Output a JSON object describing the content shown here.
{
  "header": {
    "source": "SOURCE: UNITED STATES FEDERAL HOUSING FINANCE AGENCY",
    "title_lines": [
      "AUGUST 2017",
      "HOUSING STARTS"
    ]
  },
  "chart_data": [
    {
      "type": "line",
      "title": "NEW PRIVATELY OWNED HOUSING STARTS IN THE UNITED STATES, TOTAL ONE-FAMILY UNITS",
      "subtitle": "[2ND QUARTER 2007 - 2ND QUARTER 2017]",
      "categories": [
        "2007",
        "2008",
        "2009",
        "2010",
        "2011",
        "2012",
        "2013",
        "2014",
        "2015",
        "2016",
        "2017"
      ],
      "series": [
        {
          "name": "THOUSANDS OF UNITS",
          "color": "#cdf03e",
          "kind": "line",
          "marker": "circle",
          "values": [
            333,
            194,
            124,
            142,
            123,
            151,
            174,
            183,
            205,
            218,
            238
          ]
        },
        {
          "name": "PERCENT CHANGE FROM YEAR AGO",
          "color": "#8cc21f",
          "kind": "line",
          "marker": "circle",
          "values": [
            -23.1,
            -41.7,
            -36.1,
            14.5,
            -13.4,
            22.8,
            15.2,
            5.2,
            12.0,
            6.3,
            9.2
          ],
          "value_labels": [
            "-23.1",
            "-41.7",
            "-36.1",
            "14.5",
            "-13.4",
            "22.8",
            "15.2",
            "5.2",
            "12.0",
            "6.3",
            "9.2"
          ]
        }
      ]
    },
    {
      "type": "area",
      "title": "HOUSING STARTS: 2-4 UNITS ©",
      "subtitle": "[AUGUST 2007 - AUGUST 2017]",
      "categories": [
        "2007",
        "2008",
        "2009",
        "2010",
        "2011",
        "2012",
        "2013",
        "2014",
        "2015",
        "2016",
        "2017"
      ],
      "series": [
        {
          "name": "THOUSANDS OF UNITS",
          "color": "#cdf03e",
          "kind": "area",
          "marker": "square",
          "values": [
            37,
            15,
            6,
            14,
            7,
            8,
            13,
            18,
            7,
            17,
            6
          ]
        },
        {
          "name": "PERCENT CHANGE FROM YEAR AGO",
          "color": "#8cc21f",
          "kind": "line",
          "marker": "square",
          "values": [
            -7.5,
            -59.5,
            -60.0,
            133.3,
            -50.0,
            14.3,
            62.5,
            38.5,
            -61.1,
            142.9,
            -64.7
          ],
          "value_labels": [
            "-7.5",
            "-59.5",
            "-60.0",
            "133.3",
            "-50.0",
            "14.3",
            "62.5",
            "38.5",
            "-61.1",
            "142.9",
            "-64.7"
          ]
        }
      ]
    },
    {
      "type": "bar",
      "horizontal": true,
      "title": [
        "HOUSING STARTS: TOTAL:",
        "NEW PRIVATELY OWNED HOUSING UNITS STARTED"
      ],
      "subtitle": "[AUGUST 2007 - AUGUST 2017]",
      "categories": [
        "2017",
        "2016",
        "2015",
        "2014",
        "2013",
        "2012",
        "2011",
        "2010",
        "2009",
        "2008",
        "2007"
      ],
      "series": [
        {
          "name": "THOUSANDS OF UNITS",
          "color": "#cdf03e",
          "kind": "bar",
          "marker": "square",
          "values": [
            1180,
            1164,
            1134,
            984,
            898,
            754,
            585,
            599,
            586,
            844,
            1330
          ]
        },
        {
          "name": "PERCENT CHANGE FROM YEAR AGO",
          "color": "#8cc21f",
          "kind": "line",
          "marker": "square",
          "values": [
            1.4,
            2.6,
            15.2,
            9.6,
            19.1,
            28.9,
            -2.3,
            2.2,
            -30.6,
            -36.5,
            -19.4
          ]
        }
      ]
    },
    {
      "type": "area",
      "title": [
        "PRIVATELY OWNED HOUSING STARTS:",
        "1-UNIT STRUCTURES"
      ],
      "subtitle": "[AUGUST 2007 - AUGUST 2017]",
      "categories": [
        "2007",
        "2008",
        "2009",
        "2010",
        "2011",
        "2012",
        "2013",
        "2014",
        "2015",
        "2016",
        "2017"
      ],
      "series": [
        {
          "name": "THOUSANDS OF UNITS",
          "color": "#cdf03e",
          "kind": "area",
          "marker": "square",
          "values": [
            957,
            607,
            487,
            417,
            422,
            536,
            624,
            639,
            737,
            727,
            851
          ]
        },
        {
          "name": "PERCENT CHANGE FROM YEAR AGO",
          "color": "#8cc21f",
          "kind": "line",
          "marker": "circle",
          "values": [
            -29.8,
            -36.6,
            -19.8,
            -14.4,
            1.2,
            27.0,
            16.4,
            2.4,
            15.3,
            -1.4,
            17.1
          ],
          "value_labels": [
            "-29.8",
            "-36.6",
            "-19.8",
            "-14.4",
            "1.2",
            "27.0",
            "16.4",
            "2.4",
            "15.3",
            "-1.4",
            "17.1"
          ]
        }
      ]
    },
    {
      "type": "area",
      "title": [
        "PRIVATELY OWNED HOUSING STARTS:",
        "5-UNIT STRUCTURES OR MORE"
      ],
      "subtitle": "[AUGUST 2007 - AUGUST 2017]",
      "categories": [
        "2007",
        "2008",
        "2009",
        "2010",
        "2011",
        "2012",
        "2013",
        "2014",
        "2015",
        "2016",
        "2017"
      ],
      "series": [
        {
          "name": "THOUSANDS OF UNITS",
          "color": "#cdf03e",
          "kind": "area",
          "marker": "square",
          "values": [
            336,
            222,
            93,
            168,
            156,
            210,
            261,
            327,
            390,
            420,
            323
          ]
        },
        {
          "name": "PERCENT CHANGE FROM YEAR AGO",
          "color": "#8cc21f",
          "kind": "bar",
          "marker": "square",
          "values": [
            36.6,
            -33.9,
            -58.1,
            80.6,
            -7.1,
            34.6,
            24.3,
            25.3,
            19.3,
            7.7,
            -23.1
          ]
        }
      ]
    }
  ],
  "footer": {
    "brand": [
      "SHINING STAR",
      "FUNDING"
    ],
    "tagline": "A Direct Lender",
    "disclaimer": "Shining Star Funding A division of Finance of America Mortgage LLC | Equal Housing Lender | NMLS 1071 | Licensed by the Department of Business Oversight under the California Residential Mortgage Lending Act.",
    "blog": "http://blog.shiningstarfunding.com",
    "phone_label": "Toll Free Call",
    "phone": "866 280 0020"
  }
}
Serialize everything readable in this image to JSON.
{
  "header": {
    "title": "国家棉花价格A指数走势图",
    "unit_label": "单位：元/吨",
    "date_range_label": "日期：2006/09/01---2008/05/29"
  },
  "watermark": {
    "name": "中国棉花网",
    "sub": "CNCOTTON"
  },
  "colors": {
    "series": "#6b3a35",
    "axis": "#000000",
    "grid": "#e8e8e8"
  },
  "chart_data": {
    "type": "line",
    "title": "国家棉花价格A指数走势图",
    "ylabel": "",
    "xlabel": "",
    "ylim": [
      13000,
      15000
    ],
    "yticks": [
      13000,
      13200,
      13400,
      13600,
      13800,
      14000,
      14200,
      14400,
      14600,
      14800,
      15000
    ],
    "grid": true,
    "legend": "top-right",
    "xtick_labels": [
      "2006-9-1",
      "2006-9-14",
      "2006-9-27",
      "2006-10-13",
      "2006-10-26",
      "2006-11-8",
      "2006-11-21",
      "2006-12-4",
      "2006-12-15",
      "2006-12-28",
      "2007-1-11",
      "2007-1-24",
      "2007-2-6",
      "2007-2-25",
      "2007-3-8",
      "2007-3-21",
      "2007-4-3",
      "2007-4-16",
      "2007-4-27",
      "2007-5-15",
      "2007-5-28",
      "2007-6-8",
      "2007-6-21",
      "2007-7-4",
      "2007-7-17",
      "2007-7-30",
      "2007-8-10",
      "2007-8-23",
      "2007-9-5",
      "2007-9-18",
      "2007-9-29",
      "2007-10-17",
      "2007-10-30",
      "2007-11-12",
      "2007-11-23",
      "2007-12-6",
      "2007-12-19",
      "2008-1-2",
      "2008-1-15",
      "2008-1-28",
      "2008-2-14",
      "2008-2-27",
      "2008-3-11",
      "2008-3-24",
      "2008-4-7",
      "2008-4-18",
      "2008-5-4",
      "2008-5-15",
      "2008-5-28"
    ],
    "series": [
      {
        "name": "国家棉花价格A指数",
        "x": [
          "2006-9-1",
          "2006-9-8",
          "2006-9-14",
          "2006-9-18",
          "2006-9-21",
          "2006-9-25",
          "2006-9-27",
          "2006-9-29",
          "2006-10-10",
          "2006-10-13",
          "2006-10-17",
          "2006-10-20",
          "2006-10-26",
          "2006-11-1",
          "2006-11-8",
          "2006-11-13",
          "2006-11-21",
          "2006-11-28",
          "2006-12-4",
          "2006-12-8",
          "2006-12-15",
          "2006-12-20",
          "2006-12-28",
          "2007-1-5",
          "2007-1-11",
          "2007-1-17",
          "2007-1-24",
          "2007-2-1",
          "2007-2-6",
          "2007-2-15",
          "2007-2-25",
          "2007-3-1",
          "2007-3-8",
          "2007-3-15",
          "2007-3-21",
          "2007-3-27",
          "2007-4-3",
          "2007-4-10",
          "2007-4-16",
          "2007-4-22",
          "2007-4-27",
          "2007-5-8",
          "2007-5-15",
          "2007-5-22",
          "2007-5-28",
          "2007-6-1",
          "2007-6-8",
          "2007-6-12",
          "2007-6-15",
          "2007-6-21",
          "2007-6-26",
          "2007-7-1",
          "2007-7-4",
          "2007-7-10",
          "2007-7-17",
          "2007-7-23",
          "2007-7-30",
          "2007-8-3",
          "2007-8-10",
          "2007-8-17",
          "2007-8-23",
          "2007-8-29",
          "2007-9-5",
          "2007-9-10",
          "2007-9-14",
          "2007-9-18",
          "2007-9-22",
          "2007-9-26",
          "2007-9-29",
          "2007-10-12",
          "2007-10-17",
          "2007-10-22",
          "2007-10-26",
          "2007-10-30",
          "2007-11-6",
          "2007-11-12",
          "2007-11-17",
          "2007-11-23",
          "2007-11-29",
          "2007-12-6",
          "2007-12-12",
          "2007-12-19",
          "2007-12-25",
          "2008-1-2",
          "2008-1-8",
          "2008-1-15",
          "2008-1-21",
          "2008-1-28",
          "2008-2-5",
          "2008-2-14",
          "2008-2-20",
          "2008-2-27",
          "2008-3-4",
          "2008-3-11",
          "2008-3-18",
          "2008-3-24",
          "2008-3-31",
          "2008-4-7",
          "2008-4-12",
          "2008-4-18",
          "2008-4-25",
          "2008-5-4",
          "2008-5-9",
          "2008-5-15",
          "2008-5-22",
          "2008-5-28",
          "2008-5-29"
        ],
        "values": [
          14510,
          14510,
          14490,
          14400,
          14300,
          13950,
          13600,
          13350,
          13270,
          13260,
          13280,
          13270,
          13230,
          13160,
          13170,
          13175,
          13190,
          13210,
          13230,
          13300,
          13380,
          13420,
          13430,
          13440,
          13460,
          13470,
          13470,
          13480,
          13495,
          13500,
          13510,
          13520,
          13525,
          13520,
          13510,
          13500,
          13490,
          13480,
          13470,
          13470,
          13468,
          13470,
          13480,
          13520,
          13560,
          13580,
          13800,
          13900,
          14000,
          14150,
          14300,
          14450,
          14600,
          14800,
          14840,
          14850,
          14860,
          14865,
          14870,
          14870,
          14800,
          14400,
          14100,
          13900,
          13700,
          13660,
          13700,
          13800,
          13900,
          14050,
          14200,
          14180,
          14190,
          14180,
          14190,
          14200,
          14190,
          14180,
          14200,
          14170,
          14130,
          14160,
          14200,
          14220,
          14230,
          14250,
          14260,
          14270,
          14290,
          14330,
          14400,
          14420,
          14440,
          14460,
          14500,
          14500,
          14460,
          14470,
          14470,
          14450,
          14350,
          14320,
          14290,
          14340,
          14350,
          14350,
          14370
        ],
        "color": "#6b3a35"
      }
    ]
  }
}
+===+
- [PROBLEM STATEMENT] Scan the listing above. Collect all lines with the word "Lender".

- [OUTPUT OF THE EXERCISE]
    "tagline": "A Direct Lender",
    "disclaimer": "Shining Star Funding A division of Finance of America Mortgage LLC | Equal Housing Lender | NMLS 1071 | Licensed by the Department of Business Oversight under the California Residential Mortgage Lending Act.",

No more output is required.